GOAL OF THE EXERCISE:
Determine how many lines of the records include "JSON", and answer with the number alone.

· · · ·

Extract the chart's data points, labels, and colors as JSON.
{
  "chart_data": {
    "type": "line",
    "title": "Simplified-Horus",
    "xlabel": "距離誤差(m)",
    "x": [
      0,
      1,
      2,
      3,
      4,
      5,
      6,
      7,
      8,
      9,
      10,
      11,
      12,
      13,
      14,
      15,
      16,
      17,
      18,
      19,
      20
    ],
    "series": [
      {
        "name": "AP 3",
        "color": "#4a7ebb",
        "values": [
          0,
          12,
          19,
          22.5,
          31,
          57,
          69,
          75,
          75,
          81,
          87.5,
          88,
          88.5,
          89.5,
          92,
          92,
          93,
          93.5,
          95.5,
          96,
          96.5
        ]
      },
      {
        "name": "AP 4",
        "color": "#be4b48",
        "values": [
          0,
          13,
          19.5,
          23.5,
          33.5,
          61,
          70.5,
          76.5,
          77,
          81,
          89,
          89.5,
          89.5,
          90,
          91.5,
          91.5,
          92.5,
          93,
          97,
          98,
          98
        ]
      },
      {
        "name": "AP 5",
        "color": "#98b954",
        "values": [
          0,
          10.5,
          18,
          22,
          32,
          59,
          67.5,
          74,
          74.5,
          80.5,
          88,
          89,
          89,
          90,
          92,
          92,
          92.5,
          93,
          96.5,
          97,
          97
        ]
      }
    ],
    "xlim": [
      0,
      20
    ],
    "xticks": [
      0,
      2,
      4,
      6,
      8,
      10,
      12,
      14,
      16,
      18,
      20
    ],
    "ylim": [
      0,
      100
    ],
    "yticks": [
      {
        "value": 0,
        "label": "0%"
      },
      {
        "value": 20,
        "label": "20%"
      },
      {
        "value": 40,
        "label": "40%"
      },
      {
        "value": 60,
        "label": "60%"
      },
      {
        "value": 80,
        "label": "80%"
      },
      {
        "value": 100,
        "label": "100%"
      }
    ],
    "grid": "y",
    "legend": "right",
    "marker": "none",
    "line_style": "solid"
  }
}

· · · ·

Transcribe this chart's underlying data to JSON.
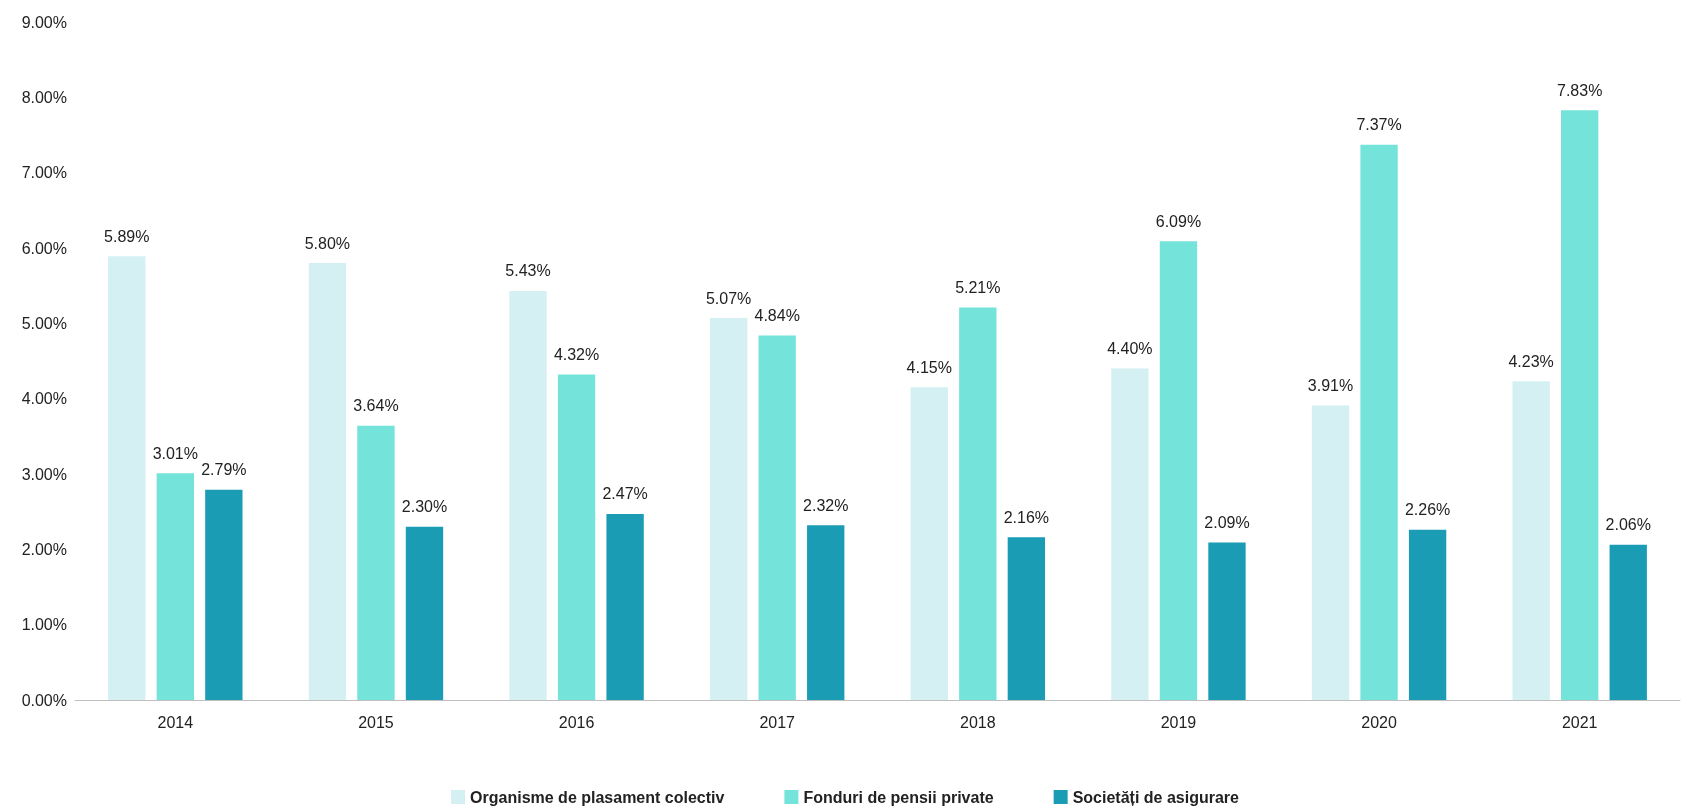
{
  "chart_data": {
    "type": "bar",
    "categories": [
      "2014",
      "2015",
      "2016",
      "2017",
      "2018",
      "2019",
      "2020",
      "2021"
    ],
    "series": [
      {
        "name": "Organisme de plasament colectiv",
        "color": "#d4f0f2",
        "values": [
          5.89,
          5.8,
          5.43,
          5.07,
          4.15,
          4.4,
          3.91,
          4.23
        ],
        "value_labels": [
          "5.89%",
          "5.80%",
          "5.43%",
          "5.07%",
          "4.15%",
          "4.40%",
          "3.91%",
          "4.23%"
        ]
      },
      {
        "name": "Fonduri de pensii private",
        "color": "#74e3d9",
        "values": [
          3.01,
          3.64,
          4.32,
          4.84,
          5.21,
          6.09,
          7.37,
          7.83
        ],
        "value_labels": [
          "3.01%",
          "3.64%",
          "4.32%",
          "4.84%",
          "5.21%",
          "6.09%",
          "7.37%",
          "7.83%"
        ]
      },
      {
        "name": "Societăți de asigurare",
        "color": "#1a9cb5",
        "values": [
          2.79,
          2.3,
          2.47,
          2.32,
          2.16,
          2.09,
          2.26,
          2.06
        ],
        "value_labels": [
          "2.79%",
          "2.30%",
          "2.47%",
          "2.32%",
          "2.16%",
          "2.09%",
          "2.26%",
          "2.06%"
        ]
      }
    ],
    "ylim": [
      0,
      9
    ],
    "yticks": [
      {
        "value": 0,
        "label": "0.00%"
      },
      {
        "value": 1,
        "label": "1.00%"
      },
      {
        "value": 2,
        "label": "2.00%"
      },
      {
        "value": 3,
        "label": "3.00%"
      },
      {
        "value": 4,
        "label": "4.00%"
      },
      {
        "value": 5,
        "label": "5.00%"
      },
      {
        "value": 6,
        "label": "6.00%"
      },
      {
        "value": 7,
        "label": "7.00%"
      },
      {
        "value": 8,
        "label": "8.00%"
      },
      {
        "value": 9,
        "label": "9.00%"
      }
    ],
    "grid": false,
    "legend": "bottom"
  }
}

· · · ·

EXERCISE ANSWER:
2